• Extract
•••••
The Department of Justice unsealed two new felony weapons charges against Taylor Taranto, a suspect in the January 6, 2021 insurrection who was arrested near the home of former President Obama.
Taranto was arrested on June 29th when Secret Service agents spotted him several blocks from Obama’s Washington DC residence. He had already been wanted on an arrest warrant on four misdemeanor charges related the he deadly January 6 riot at the U.S. Capitol.
The unsealed grand jury indictment reveals that Taranto has been charged with carrying a pistol without a license and possession of a large capacity ammunition feeding device, as well as those four misdemeanors relating to his alleged conduct on January 6.
The DOJ said in a news release Friday that on January 6 Taranto had been “captured on video standing at the entrance to the Speaker’s Lobby—an area behind the House chamber where Congresspeople were evacuating from the House chamber to a safe location. Around this time, a rioter [Ashli Babbitt] attempted to jump through a glass window and was shot by a United States Capitol Police officer.”
•••••
• Listed entries
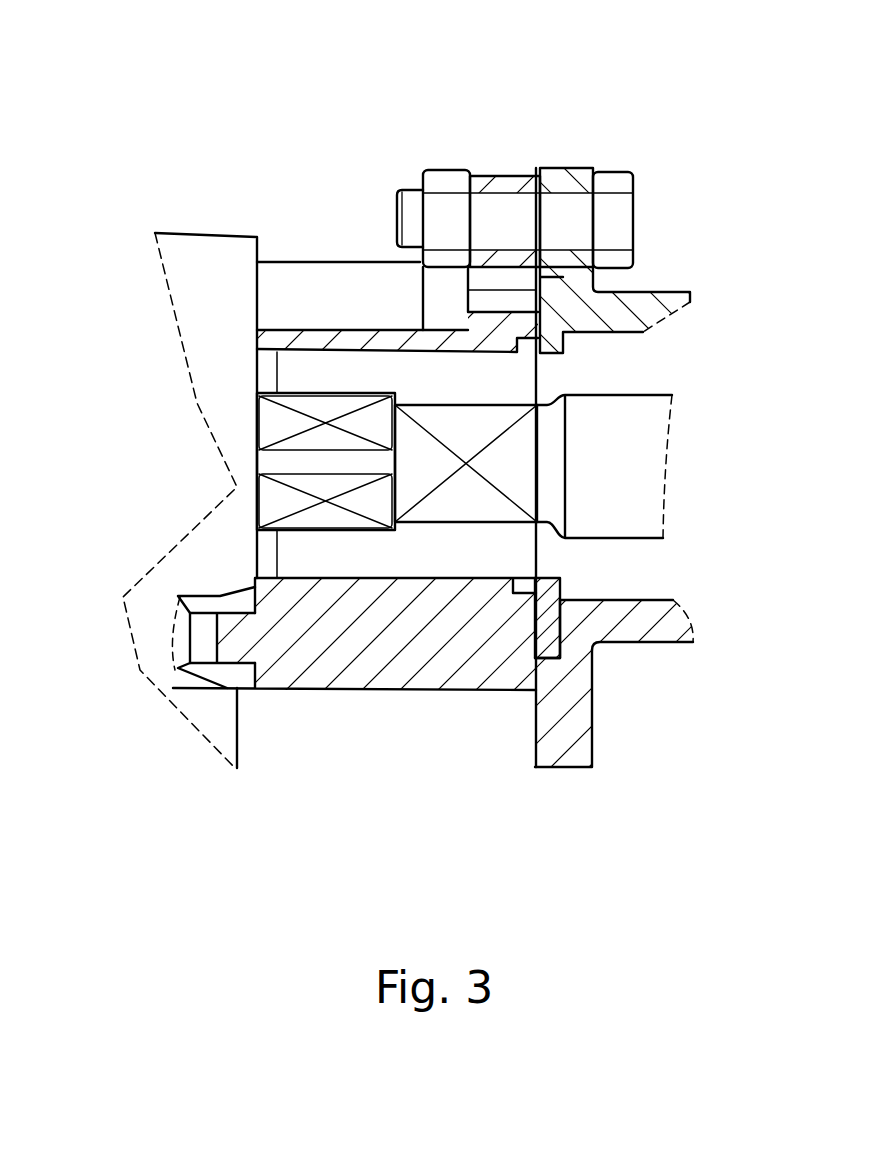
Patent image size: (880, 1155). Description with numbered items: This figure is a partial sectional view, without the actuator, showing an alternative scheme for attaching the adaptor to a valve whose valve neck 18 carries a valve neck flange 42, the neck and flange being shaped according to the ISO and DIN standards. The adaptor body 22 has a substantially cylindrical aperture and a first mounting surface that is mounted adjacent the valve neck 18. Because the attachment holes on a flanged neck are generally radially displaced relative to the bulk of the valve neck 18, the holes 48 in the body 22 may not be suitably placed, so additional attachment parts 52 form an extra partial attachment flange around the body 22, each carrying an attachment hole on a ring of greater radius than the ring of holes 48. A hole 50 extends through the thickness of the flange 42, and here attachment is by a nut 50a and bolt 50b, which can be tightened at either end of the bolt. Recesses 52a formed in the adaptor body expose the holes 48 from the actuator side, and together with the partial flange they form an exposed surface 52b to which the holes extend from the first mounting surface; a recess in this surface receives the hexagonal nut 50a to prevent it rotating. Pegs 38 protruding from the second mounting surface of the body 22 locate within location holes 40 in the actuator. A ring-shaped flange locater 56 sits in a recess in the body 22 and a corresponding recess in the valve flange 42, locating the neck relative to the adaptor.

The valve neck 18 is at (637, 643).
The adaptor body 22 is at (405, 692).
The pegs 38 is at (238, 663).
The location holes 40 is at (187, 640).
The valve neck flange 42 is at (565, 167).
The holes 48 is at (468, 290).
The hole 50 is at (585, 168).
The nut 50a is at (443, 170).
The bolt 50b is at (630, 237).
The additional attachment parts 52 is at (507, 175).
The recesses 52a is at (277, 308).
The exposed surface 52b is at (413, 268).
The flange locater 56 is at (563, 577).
•••••
• Exercise brief
Answer these questions from the report on the charges against Taylor Taranto:
(a) On what date was Taranto arrested, and who spotted him?
(b) What two weapons charges does the unsealed indictment list?
(c) According to the DOJ news release, where was Taranto captured on video standing on January 6?

• The result
(a) June 29th; Secret Service agents spotted him.
(b) Carrying a pistol without a license and possession of a large capacity ammunition feeding device.
(c) At the entrance to the Speaker's Lobby, an area behind the House chamber.